§ TASK BRIEF:
Tally the lines holding the string "sequence" and reply with that number alone.

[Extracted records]
....................

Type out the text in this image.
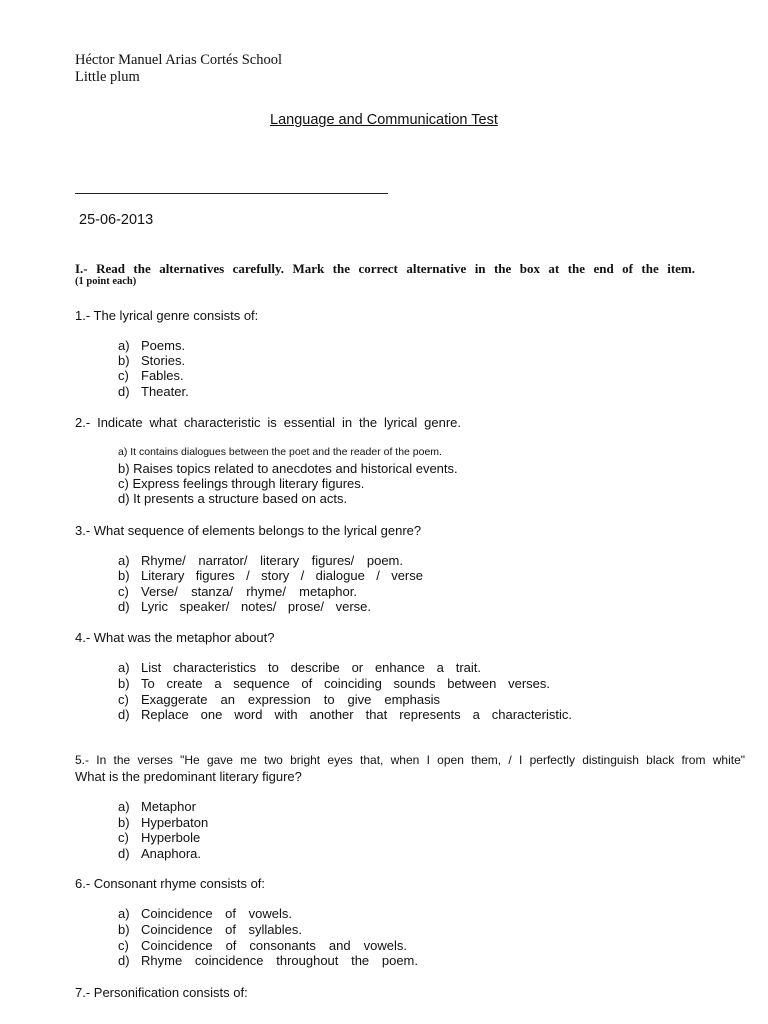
Héctor Manuel Arias Cortés School
Little plum
Language and Communication Test
25-06-2013
I.- Read the alternatives carefully. Mark the correct alternative in the box at the end of the item.
(1 point each)
1.- The lyrical genre consists of:
a) Poems.
b) Stories.
c) Fables.
d) Theater.
2.- Indicate what characteristic is essential in the lyrical genre.
a) It contains dialogues between the poet and the reader of the poem.
b) Raises topics related to anecdotes and historical events.
c) Express feelings through literary figures.
d) It presents a structure based on acts.
3.- What sequence of elements belongs to the lyrical genre?
a) Rhyme/ narrator/ literary figures/ poem.
b) Literary figures / story / dialogue / verse
c) Verse/ stanza/ rhyme/ metaphor.
d) Lyric speaker/ notes/ prose/ verse.
4.- What was the metaphor about?
a) List characteristics to describe or enhance a trait.
b) To create a sequence of coinciding sounds between verses.
c) Exaggerate an expression to give emphasis
d) Replace one word with another that represents a characteristic.
5.- In the verses "He gave me two bright eyes that, when I open them, / I perfectly distinguish black from white"
What is the predominant literary figure?
a) Metaphor
b) Hyperbaton
c) Hyperbole
d) Anaphora.
6.- Consonant rhyme consists of:
a) Coincidence of vowels.
b) Coincidence of syllables.
c) Coincidence of consonants and vowels.
d) Rhyme coincidence throughout the poem.
7.- Personification consists of:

....................

§ FINISHED ANSWER:
2